[Chart and figure data]
>> start

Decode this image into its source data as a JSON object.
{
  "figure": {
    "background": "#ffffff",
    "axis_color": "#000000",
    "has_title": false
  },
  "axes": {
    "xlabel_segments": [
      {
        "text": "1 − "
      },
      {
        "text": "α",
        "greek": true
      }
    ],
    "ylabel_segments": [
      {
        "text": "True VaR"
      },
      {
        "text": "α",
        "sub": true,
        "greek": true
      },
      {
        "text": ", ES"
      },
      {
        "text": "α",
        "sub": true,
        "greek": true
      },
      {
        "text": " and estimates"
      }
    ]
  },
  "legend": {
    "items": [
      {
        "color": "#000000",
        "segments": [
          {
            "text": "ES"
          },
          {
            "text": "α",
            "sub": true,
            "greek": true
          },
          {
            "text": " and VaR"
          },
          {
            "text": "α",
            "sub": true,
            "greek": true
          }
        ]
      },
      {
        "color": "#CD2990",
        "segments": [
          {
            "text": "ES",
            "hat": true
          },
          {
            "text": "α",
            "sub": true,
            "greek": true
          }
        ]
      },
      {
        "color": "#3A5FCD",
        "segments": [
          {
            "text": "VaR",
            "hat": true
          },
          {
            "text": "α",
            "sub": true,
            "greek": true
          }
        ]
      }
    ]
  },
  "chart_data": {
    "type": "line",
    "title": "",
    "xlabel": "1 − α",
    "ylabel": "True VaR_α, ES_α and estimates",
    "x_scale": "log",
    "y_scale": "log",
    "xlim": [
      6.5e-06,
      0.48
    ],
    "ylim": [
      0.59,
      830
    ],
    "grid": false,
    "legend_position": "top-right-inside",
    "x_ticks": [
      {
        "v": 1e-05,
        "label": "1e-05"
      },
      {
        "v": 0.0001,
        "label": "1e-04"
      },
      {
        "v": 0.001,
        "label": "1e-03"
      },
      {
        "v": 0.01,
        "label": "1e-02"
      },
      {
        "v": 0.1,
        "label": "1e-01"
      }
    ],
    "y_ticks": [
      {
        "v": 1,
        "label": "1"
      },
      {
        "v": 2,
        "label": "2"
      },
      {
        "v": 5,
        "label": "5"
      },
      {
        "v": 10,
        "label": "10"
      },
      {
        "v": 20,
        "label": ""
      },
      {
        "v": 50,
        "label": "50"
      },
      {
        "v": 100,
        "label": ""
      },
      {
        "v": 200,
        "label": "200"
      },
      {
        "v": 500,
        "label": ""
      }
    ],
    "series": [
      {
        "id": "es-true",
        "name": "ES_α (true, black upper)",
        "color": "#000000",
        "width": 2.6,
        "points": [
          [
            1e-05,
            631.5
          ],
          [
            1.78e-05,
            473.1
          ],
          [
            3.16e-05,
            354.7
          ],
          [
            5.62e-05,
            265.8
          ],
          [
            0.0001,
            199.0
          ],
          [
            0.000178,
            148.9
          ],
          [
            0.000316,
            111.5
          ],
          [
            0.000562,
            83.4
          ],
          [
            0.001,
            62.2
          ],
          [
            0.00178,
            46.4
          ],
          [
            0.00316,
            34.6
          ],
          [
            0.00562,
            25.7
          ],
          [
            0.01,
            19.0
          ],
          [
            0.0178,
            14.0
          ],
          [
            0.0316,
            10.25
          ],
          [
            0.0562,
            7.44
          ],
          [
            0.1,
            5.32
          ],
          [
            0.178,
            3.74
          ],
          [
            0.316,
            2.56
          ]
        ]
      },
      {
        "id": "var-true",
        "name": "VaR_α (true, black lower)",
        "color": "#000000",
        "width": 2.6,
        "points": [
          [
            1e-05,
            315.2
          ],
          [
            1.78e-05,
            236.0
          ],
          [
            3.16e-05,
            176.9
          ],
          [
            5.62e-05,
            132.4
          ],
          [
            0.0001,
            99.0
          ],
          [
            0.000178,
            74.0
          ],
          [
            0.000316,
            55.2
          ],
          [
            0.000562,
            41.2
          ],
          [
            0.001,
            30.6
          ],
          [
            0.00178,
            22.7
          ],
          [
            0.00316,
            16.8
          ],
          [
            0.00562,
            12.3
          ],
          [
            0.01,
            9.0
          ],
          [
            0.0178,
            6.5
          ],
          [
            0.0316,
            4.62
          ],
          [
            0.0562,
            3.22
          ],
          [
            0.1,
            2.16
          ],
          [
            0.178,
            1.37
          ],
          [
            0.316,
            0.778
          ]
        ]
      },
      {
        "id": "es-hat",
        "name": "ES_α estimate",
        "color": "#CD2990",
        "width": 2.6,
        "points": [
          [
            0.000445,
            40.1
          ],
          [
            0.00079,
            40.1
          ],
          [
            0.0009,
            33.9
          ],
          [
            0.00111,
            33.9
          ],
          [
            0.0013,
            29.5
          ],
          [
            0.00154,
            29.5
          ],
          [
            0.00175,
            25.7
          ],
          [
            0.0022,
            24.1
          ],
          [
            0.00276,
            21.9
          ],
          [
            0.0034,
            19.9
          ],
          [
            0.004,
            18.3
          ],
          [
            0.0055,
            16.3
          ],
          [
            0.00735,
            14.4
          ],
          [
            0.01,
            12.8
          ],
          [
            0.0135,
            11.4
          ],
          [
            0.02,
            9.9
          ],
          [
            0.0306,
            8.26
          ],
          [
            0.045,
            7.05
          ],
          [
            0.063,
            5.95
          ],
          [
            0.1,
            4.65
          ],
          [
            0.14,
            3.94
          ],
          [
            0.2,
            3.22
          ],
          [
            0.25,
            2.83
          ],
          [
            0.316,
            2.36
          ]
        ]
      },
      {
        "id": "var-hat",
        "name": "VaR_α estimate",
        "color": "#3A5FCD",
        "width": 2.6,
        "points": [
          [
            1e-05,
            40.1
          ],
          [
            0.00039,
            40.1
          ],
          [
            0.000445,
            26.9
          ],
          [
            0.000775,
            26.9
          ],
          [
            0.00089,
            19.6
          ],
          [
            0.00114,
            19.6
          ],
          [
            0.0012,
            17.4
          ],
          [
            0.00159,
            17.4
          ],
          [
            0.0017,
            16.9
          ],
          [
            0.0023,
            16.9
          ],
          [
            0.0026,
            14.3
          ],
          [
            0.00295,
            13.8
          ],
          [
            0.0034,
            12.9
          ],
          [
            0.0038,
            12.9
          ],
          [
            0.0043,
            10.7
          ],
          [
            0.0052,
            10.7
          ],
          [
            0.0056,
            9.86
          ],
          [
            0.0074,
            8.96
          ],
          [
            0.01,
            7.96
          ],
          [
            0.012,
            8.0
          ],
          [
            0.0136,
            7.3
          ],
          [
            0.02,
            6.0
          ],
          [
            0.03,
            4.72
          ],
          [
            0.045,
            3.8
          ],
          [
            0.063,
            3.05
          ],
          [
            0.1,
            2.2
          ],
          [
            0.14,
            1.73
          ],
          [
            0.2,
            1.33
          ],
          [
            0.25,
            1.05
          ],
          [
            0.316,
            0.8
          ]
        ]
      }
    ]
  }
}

>> end

## Given problem
Write out the data again, exactly and in full.

## Response to the exercise
Decode this image into its source data as a JSON object.
{
  "figure": {
    "background": "#ffffff",
    "axis_color": "#000000",
    "has_title": false
  },
  "axes": {
    "xlabel_segments": [
      {
        "text": "1 − "
      },
      {
        "text": "α",
        "greek": true
      }
    ],
    "ylabel_segments": [
      {
        "text": "True VaR"
      },
      {
        "text": "α",
        "sub": true,
        "greek": true
      },
      {
        "text": ", ES"
      },
      {
        "text": "α",
        "sub": true,
        "greek": true
      },
      {
        "text": " and estimates"
      }
    ]
  },
  "legend": {
    "items": [
      {
        "color": "#000000",
        "segments": [
          {
            "text": "ES"
          },
          {
            "text": "α",
            "sub": true,
            "greek": true
          },
          {
            "text": " and VaR"
          },
          {
            "text": "α",
            "sub": true,
            "greek": true
          }
        ]
      },
      {
        "color": "#CD2990",
        "segments": [
          {
            "text": "ES",
            "hat": true
          },
          {
            "text": "α",
            "sub": true,
            "greek": true
          }
        ]
      },
      {
        "color": "#3A5FCD",
        "segments": [
          {
            "text": "VaR",
            "hat": true
          },
          {
            "text": "α",
            "sub": true,
            "greek": true
          }
        ]
      }
    ]
  },
  "chart_data": {
    "type": "line",
    "title": "",
    "xlabel": "1 − α",
    "ylabel": "True VaR_α, ES_α and estimates",
    "x_scale": "log",
    "y_scale": "log",
    "xlim": [
      6.5e-06,
      0.48
    ],
    "ylim": [
      0.59,
      830
    ],
    "grid": false,
    "legend_position": "top-right-inside",
    "x_ticks": [
      {
        "v": 1e-05,
        "label": "1e-05"
      },
      {
        "v": 0.0001,
        "label": "1e-04"
      },
      {
        "v": 0.001,
        "label": "1e-03"
      },
      {
        "v": 0.01,
        "label": "1e-02"
      },
      {
        "v": 0.1,
        "label": "1e-01"
      }
    ],
    "y_ticks": [
      {
        "v": 1,
        "label": "1"
      },
      {
        "v": 2,
        "label": "2"
      },
      {
        "v": 5,
        "label": "5"
      },
      {
        "v": 10,
        "label": "10"
      },
      {
        "v": 20,
        "label": ""
      },
      {
        "v": 50,
        "label": "50"
      },
      {
        "v": 100,
        "label": ""
      },
      {
        "v": 200,
        "label": "200"
      },
      {
        "v": 500,
        "label": ""
      }
    ],
    "series": [
      {
        "id": "es-true",
        "name": "ES_α (true, black upper)",
        "color": "#000000",
        "width": 2.6,
        "points": [
          [
            1e-05,
            631.5
          ],
          [
            1.78e-05,
            473.1
          ],
          [
            3.16e-05,
            354.7
          ],
          [
            5.62e-05,
            265.8
          ],
          [
            0.0001,
            199.0
          ],
          [
            0.000178,
            148.9
          ],
          [
            0.000316,
            111.5
          ],
          [
            0.000562,
            83.4
          ],
          [
            0.001,
            62.2
          ],
          [
            0.00178,
            46.4
          ],
          [
            0.00316,
            34.6
          ],
          [
            0.00562,
            25.7
          ],
          [
            0.01,
            19.0
          ],
          [
            0.0178,
            14.0
          ],
          [
            0.0316,
            10.25
          ],
          [
            0.0562,
            7.44
          ],
          [
            0.1,
            5.32
          ],
          [
            0.178,
            3.74
          ],
          [
            0.316,
            2.56
          ]
        ]
      },
      {
        "id": "var-true",
        "name": "VaR_α (true, black lower)",
        "color": "#000000",
        "width": 2.6,
        "points": [
          [
            1e-05,
            315.2
          ],
          [
            1.78e-05,
            236.0
          ],
          [
            3.16e-05,
            176.9
          ],
          [
            5.62e-05,
            132.4
          ],
          [
            0.0001,
            99.0
          ],
          [
            0.000178,
            74.0
          ],
          [
            0.000316,
            55.2
          ],
          [
            0.000562,
            41.2
          ],
          [
            0.001,
            30.6
          ],
          [
            0.00178,
            22.7
          ],
          [
            0.00316,
            16.8
          ],
          [
            0.00562,
            12.3
          ],
          [
            0.01,
            9.0
          ],
          [
            0.0178,
            6.5
          ],
          [
            0.0316,
            4.62
          ],
          [
            0.0562,
            3.22
          ],
          [
            0.1,
            2.16
          ],
          [
            0.178,
            1.37
          ],
          [
            0.316,
            0.778
          ]
        ]
      },
      {
        "id": "es-hat",
        "name": "ES_α estimate",
        "color": "#CD2990",
        "width": 2.6,
        "points": [
          [
            0.000445,
            40.1
          ],
          [
            0.00079,
            40.1
          ],
          [
            0.0009,
            33.9
          ],
          [
            0.00111,
            33.9
          ],
          [
            0.0013,
            29.5
          ],
          [
            0.00154,
            29.5
          ],
          [
            0.00175,
            25.7
          ],
          [
            0.0022,
            24.1
          ],
          [
            0.00276,
            21.9
          ],
          [
            0.0034,
            19.9
          ],
          [
            0.004,
            18.3
          ],
          [
            0.0055,
            16.3
          ],
          [
            0.00735,
            14.4
          ],
          [
            0.01,
            12.8
          ],
          [
            0.0135,
            11.4
          ],
          [
            0.02,
            9.9
          ],
          [
            0.0306,
            8.26
          ],
          [
            0.045,
            7.05
          ],
          [
            0.063,
            5.95
          ],
          [
            0.1,
            4.65
          ],
          [
            0.14,
            3.94
          ],
          [
            0.2,
            3.22
          ],
          [
            0.25,
            2.83
          ],
          [
            0.316,
            2.36
          ]
        ]
      },
      {
        "id": "var-hat",
        "name": "VaR_α estimate",
        "color": "#3A5FCD",
        "width": 2.6,
        "points": [
          [
            1e-05,
            40.1
          ],
          [
            0.00039,
            40.1
          ],
          [
            0.000445,
            26.9
          ],
          [
            0.000775,
            26.9
          ],
          [
            0.00089,
            19.6
          ],
          [
            0.00114,
            19.6
          ],
          [
            0.0012,
            17.4
          ],
          [
            0.00159,
            17.4
          ],
          [
            0.0017,
            16.9
          ],
          [
            0.0023,
            16.9
          ],
          [
            0.0026,
            14.3
          ],
          [
            0.00295,
            13.8
          ],
          [
            0.0034,
            12.9
          ],
          [
            0.0038,
            12.9
          ],
          [
            0.0043,
            10.7
          ],
          [
            0.0052,
            10.7
          ],
          [
            0.0056,
            9.86
          ],
          [
            0.0074,
            8.96
          ],
          [
            0.01,
            7.96
          ],
          [
            0.012,
            8.0
          ],
          [
            0.0136,
            7.3
          ],
          [
            0.02,
            6.0
          ],
          [
            0.03,
            4.72
          ],
          [
            0.045,
            3.8
          ],
          [
            0.063,
            3.05
          ],
          [
            0.1,
            2.2
          ],
          [
            0.14,
            1.73
          ],
          [
            0.2,
            1.33
          ],
          [
            0.25,
            1.05
          ],
          [
            0.316,
            0.8
          ]
        ]
      }
    ]
  }
}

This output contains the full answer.